_Task_
Select and copy out every line in the records containing "name".

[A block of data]
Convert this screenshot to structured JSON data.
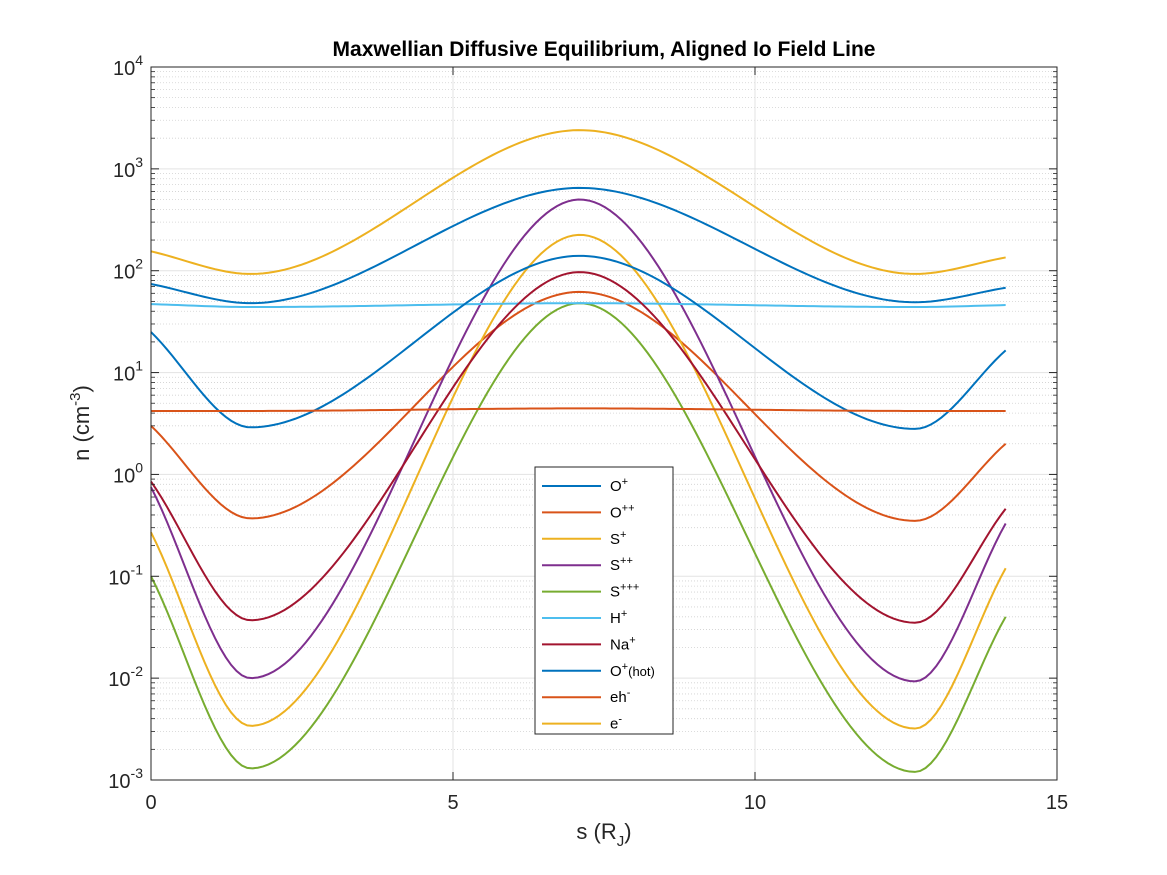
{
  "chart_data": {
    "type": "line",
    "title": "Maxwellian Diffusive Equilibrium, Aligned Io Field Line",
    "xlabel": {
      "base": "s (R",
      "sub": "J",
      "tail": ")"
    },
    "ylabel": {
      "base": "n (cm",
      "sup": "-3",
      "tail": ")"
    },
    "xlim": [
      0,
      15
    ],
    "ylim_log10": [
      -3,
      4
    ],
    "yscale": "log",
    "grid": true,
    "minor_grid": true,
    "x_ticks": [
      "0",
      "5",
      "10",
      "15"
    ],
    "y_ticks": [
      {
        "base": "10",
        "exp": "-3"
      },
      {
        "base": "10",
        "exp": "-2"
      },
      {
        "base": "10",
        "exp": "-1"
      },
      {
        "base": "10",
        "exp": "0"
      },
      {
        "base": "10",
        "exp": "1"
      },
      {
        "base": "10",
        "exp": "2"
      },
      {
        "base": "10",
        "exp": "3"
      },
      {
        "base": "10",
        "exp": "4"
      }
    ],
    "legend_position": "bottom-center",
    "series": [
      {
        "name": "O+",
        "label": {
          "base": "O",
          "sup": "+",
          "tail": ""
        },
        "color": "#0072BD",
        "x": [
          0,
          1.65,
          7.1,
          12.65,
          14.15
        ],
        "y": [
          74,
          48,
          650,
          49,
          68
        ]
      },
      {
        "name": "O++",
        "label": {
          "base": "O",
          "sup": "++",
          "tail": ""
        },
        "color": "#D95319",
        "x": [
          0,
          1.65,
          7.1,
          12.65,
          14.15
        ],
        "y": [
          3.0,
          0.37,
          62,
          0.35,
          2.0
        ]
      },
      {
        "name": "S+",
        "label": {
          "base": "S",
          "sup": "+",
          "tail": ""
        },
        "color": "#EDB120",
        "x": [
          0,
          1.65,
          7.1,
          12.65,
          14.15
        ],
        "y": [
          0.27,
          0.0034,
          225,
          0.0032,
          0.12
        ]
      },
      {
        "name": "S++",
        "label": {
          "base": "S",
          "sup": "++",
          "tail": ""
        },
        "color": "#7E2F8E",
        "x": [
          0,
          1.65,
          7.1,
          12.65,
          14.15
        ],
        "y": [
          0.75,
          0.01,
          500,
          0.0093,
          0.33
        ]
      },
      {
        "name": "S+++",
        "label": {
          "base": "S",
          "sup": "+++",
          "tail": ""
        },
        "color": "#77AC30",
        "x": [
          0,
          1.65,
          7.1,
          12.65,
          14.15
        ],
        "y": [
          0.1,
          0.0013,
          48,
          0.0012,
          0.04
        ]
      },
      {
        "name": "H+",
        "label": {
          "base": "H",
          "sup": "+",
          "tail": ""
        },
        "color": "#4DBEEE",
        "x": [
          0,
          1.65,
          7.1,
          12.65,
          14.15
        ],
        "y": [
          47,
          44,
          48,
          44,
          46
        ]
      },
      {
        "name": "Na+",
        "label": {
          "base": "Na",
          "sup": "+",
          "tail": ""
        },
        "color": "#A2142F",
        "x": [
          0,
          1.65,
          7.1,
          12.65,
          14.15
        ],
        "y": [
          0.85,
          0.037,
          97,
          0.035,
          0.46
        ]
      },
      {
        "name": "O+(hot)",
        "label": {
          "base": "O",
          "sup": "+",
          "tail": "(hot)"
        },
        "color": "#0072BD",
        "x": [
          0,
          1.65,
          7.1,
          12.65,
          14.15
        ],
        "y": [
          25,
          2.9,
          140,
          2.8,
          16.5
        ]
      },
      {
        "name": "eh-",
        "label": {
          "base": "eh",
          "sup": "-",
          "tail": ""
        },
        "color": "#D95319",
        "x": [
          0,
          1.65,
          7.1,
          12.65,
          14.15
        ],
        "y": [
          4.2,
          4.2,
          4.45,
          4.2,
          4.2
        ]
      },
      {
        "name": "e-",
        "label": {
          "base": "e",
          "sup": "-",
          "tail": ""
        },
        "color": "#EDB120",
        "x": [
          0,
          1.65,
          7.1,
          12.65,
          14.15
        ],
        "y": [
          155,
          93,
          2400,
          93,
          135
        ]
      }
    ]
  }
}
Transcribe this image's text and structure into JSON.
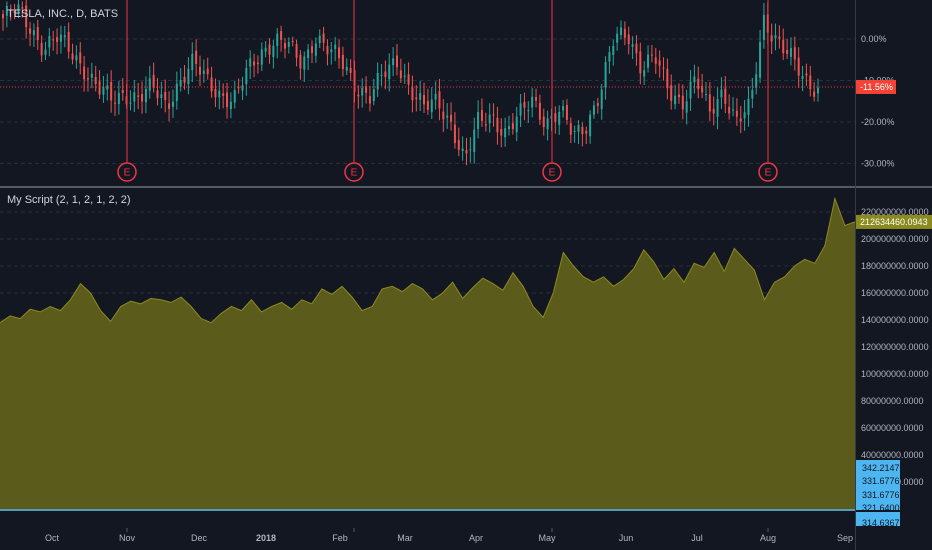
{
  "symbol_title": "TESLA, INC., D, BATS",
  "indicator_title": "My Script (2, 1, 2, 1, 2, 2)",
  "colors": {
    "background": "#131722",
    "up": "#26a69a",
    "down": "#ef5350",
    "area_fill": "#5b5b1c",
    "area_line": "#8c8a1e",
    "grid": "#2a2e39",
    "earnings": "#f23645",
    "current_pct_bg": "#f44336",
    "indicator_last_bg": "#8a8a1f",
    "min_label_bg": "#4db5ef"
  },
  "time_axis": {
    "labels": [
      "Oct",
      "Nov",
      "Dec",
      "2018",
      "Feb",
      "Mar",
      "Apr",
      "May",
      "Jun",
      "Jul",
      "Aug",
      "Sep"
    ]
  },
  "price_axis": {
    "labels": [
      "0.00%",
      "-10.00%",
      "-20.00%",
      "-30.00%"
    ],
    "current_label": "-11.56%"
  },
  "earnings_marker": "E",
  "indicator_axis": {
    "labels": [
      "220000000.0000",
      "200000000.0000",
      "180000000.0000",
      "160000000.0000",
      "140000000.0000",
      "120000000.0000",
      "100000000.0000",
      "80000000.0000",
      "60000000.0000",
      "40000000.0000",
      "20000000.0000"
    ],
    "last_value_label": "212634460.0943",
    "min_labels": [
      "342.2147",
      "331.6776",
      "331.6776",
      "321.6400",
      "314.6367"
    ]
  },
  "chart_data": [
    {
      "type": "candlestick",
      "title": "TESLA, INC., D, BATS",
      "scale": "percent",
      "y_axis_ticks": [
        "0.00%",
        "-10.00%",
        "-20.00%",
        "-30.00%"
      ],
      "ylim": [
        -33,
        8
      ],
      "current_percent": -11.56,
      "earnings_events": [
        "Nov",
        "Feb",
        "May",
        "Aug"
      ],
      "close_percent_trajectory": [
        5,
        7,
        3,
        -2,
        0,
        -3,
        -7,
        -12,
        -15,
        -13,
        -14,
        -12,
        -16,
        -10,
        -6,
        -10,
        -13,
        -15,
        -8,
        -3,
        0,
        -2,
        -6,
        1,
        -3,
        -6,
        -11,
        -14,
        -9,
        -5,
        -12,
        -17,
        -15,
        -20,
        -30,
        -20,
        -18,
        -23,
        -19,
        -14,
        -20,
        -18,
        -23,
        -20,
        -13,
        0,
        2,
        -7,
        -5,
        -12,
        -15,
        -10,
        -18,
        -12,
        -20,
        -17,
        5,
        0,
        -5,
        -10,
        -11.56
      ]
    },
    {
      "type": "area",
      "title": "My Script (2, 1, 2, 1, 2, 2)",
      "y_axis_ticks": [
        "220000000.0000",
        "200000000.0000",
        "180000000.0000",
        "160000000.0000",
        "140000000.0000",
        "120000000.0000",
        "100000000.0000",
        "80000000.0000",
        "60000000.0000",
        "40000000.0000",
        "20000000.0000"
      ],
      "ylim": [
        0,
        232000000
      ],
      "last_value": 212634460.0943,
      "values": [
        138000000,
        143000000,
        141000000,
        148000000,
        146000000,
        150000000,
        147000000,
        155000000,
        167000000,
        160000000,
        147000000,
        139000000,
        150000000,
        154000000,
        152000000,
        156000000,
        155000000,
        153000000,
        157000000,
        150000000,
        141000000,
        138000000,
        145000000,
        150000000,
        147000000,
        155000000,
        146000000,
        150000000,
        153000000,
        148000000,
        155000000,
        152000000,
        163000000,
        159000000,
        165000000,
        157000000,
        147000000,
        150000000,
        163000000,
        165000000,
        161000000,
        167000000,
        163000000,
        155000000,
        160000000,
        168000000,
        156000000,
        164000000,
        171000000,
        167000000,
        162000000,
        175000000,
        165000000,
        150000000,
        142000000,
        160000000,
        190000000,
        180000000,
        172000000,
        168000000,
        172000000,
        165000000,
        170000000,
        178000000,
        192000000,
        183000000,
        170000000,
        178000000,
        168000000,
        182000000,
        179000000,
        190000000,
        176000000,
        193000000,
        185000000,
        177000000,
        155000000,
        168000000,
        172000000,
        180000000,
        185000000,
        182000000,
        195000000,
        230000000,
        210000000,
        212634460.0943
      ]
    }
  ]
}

_Solution below_
        "name": "O+",
        "name": "O++",
        "name": "S+",
        "name": "S++",
        "name": "S+++",
        "name": "H+",
        "name": "Na+",
        "name": "O+(hot)",
        "name": "eh-",
        "name": "e-",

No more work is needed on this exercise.